--- Begin ENTRIES SUPPLIED ---

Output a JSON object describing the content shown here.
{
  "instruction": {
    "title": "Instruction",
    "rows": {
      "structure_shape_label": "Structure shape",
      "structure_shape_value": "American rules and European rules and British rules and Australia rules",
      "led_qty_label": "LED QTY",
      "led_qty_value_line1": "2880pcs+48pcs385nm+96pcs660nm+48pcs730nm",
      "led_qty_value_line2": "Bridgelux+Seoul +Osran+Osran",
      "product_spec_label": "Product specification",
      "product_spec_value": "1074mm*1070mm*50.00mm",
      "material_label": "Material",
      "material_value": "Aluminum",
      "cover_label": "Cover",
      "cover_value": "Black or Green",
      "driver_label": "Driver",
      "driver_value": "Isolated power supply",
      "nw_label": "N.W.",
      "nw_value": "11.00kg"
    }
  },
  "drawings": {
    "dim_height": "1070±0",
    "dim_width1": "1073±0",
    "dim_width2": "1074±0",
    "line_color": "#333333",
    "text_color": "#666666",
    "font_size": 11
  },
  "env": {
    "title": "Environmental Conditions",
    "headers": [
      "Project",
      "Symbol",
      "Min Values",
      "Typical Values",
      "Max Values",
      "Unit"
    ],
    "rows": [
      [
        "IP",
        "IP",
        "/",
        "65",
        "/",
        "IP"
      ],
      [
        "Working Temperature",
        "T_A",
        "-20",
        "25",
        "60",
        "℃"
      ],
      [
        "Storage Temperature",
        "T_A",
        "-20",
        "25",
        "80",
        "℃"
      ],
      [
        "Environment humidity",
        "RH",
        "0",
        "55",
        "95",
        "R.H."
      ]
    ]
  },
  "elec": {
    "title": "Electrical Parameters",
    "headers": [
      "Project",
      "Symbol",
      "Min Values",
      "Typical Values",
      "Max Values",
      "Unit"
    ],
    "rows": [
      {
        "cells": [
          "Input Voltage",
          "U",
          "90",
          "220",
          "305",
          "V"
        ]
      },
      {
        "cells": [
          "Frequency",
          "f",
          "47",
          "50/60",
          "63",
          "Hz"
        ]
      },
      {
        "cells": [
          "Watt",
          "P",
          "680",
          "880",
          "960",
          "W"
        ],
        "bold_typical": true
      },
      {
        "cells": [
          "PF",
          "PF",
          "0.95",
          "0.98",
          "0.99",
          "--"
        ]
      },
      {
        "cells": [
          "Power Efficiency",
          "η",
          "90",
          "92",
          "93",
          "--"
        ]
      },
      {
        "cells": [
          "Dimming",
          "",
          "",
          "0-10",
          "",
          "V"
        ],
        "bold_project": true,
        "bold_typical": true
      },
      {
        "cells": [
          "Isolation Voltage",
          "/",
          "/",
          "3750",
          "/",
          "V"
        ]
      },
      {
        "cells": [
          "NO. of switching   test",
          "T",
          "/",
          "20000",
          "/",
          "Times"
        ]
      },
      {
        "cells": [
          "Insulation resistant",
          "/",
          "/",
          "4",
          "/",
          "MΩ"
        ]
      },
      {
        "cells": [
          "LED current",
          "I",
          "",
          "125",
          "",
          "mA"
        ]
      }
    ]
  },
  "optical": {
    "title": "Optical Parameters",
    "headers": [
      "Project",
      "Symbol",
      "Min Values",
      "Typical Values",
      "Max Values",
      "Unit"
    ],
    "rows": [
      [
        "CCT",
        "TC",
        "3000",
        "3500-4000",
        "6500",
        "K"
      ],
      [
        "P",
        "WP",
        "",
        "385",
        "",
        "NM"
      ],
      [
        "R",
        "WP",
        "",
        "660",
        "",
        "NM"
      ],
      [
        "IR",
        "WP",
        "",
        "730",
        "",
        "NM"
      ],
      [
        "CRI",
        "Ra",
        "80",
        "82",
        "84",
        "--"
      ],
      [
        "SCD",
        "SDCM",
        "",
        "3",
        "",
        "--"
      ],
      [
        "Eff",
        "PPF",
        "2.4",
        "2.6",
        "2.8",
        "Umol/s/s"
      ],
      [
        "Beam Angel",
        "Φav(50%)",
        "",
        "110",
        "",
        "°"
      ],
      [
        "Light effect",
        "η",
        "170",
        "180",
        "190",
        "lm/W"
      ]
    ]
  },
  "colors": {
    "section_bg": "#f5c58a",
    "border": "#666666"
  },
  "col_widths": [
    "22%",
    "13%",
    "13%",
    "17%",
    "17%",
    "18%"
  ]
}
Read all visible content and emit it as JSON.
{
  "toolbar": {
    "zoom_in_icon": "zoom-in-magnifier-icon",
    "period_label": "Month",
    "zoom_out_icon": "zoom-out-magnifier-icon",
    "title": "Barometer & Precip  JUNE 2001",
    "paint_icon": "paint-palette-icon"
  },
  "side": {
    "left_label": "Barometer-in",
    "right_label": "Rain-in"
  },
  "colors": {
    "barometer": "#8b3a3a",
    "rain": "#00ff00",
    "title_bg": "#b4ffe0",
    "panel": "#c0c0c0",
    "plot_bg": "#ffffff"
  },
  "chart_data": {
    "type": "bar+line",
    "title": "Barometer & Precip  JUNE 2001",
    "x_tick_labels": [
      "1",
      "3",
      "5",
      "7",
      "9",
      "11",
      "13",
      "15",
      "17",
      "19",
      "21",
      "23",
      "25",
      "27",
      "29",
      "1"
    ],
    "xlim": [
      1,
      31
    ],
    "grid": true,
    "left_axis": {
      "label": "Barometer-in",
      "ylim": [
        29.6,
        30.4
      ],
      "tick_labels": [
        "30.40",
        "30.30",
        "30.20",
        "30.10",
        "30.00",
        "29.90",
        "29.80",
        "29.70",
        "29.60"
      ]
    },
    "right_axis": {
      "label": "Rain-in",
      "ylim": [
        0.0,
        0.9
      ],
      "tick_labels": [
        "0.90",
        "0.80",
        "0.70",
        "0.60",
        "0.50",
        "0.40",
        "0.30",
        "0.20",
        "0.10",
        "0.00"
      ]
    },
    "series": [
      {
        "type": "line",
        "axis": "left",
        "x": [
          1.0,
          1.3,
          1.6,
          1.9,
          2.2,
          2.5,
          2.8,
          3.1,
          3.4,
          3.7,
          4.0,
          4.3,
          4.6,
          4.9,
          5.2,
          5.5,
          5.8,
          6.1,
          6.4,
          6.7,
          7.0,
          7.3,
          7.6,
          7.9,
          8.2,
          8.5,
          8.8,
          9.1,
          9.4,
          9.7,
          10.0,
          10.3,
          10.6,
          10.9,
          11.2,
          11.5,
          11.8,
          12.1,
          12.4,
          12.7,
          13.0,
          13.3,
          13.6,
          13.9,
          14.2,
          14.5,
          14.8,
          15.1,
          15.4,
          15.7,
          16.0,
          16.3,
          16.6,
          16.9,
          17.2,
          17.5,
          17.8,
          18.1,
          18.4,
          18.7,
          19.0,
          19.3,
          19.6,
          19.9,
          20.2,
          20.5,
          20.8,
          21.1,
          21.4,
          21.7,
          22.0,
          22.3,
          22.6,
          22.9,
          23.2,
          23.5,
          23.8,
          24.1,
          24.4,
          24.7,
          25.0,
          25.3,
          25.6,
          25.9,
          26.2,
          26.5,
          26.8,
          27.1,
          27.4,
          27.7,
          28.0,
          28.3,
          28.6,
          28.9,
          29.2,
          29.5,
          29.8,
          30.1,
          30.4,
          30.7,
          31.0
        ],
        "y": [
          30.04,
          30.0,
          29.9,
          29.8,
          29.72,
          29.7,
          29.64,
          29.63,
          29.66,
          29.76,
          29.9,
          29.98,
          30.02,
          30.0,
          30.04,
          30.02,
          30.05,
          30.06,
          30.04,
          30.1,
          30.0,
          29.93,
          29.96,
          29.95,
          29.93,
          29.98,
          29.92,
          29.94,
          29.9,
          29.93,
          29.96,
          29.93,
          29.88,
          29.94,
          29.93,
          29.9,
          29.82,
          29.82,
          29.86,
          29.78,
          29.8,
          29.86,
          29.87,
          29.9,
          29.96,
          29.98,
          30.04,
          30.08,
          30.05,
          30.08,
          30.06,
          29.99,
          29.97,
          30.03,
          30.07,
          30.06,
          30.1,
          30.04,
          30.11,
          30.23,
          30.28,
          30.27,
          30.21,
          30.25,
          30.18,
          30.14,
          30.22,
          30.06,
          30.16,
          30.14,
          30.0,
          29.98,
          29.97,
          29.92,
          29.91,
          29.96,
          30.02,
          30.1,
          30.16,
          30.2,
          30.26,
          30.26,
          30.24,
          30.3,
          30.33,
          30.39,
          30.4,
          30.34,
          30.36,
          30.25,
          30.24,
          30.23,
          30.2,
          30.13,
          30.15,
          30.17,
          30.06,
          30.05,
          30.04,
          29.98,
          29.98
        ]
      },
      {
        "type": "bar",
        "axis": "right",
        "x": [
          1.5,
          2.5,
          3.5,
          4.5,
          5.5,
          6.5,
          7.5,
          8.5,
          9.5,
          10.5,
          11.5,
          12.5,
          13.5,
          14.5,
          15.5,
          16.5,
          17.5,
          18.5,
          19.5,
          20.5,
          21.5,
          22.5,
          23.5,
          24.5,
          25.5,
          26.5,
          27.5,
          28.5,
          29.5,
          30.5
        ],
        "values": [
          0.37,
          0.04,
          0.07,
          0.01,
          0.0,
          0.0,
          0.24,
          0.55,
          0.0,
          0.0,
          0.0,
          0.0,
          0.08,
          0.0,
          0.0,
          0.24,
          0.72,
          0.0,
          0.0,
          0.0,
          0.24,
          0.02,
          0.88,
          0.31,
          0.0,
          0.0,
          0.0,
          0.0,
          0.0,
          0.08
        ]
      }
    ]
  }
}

--- End ENTRIES SUPPLIED ---

From the data above, gather every line that includes the word "Temperature".

        "Working Temperature",
        "Storage Temperature",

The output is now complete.